**Page text:**
'''
For week of Sept. 24:

This week our weather will be just right for fall gardening. What are you waiting for?

* Now is the time to plant for fall. The warm soil will get these veggies off to a fast start.

* Keep harvesting tomatoes, peppers, squash, melons and eggplant. Tomatoes may ripen faster off the vine and sitting on the kitchen counter.

* Compost annuals and vegetable crops that have finished producing.

* Cultivate and add compost to the soil to replenish its nutrients for fall and winter vegetables and flowers.

* Fertilize deciduous fruit trees.

* Plant onions, lettuce, peas, radishes, turnips, beets, carrots, bok choy, spinach and potatoes directly into the vegetable beds.

* Transplant cabbage, broccoli, kale, Brussels sprouts and cauliflower as well as lettuce seedlings.

* Sow seeds of California poppies, clarkia and African daisies.

* Transplant cool-weather annuals such as pansies, violas, fairy primroses, calendulas, stocks and snapdragons.

* Divide and replant bulbs, rhizomes and perennials. That includes bearded iris; if they haven’t bloomed in three years, it’s time to dig them up and divide their rhizomes.

* Dig up and divide daylilies as they complete their bloom cycle.

* Divide and transplant peonies that have become overcrowded. Replant with “eyes” about an inch below the soil surface.

* Late September is ideal for sowing a new lawn or re-seeding bare spots.
'''
**Listed entries:**
'''
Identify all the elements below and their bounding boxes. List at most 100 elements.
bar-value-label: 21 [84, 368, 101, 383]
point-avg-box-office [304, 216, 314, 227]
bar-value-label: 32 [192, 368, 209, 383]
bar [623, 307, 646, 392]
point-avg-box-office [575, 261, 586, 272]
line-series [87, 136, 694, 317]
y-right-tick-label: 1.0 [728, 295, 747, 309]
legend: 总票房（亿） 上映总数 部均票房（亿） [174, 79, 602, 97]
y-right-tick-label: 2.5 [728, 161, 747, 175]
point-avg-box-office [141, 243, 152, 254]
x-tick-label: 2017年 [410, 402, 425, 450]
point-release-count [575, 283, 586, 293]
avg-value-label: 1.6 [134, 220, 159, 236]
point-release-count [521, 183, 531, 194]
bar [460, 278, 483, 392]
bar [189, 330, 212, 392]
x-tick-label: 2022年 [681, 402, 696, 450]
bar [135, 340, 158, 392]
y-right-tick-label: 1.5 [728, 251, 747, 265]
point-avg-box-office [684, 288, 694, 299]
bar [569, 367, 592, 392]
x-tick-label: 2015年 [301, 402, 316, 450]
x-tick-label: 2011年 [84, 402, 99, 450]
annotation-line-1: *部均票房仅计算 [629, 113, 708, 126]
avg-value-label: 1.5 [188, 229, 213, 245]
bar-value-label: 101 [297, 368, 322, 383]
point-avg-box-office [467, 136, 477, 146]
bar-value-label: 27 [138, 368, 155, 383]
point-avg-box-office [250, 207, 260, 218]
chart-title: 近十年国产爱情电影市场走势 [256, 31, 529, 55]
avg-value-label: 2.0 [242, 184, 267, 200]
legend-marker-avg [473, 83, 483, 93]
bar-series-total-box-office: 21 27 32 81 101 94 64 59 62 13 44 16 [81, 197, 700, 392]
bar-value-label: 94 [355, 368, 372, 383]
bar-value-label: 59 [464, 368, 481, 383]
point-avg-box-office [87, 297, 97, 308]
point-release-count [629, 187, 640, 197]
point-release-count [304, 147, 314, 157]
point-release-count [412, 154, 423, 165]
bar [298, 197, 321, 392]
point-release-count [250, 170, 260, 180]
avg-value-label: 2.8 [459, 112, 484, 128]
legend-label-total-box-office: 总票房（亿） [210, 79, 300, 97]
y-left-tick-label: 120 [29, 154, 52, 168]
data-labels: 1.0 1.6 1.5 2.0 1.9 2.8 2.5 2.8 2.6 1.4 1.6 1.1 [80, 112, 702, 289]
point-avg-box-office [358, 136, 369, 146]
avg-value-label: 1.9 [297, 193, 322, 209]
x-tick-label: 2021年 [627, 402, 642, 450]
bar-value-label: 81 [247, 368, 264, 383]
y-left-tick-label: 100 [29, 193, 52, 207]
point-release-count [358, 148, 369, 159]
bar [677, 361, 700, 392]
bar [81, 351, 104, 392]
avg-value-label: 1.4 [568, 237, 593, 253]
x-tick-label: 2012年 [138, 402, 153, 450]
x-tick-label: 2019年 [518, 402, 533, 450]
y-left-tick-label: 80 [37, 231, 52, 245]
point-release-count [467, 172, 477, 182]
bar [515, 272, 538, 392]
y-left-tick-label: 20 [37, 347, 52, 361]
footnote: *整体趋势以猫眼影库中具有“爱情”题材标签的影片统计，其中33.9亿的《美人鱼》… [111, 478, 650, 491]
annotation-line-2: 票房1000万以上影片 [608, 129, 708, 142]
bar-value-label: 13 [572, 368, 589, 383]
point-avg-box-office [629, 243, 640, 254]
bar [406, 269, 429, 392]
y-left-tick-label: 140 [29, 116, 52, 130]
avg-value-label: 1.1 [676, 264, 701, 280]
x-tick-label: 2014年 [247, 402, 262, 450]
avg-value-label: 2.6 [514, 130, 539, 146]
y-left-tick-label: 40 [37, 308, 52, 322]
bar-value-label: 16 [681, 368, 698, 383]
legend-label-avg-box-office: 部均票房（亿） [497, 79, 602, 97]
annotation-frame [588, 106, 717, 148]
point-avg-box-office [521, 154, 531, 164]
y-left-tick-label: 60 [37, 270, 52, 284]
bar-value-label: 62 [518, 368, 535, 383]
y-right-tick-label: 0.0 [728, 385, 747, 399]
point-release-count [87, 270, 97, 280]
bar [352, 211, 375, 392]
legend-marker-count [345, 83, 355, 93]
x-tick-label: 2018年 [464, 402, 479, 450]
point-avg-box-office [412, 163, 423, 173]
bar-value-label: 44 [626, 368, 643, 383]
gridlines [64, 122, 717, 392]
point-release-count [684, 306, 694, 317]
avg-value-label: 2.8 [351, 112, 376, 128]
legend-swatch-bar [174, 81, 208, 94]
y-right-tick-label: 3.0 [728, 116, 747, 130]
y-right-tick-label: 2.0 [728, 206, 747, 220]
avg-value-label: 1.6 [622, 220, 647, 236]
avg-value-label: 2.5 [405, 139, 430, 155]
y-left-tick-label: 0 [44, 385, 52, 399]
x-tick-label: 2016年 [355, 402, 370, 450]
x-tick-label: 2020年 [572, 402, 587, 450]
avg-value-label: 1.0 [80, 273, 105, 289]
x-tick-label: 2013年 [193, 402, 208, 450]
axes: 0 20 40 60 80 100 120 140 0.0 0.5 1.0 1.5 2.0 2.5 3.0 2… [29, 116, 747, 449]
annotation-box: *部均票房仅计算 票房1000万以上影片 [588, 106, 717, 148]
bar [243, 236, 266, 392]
'''
**Requirements:**
(1) Copy everything from "For week of" down to "deciduous fruit trees." in the fall gardening checklist, substituting "windowsill" for "kitchen counter".
(2) According to the fall gardening checklist, how deep should the "eyes" of peonies be when they are replanted?

**Solutions per task:**
(1)
For week of Sept. 24:

This week our weather will be just right for fall gardening. What are you waiting for?

* Now is the time to plant for fall. The warm soil will get these veggies off to a fast start.

* Keep harvesting tomatoes, peppers, squash, melons and eggplant. Tomatoes may ripen faster off the vine and sitting on the windowsill.

* Compost annuals and vegetable crops that have finished producing.

* Cultivate and add compost to the soil to replenish its nutrients for fall and winter vegetables and flowers.

* Fertilize deciduous fruit trees.

(2) About an inch below the soil surface.